What to work on => Extract the complete listing and repeat it word for word.
********
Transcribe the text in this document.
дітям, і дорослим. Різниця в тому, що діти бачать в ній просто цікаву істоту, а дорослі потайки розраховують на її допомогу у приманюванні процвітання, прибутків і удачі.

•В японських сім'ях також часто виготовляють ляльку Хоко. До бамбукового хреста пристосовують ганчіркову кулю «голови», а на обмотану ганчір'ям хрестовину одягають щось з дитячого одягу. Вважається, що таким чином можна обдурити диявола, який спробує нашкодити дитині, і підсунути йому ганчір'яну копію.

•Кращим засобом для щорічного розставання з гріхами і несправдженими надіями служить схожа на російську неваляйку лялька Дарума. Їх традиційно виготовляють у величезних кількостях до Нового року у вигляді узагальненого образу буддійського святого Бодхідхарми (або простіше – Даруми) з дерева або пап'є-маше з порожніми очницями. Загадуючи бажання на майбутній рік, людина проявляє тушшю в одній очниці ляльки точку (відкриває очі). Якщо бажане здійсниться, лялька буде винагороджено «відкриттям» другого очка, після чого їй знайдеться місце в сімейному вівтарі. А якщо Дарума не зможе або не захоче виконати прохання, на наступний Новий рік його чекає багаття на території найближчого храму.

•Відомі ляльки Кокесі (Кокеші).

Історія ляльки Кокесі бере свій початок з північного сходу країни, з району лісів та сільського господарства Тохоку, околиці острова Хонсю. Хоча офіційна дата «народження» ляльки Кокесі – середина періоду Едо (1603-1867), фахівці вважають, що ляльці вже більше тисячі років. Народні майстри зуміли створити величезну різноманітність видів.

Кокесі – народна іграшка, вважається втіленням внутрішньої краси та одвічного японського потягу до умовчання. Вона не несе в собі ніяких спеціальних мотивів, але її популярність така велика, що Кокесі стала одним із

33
********
Answer to the exercise =>
Transcribe the text in this document.
дітям, і дорослим. Різниця в тому, що діти бачать в ній просто цікаву істоту, а дорослі потайки розраховують на її допомогу у приманюванні процвітання, прибутків і удачі.

•В японських сім'ях також часто виготовляють ляльку Хоко. До бамбукового хреста пристосовують ганчіркову кулю «голови», а на обмотану ганчір'ям хрестовину одягають щось з дитячого одягу. Вважається, що таким чином можна обдурити диявола, який спробує нашкодити дитині, і підсунути йому ганчір'яну копію.

•Кращим засобом для щорічного розставання з гріхами і несправдженими надіями служить схожа на російську неваляйку лялька Дарума. Їх традиційно виготовляють у величезних кількостях до Нового року у вигляді узагальненого образу буддійського святого Бодхідхарми (або простіше – Даруми) з дерева або пап'є-маше з порожніми очницями. Загадуючи бажання на майбутній рік, людина проявляє тушшю в одній очниці ляльки точку (відкриває очі). Якщо бажане здійсниться, лялька буде винагороджено «відкриттям» другого очка, після чого їй знайдеться місце в сімейному вівтарі. А якщо Дарума не зможе або не захоче виконати прохання, на наступний Новий рік його чекає багаття на території найближчого храму.

•Відомі ляльки Кокесі (Кокеші).

Історія ляльки Кокесі бере свій початок з північного сходу країни, з району лісів та сільського господарства Тохоку, околиці острова Хонсю. Хоча офіційна дата «народження» ляльки Кокесі – середина періоду Едо (1603-1867), фахівці вважають, що ляльці вже більше тисячі років. Народні майстри зуміли створити величезну різноманітність видів.

Кокесі – народна іграшка, вважається втіленням внутрішньої краси та одвічного японського потягу до умовчання. Вона не несе в собі ніяких спеціальних мотивів, але її популярність така велика, що Кокесі стала одним із

33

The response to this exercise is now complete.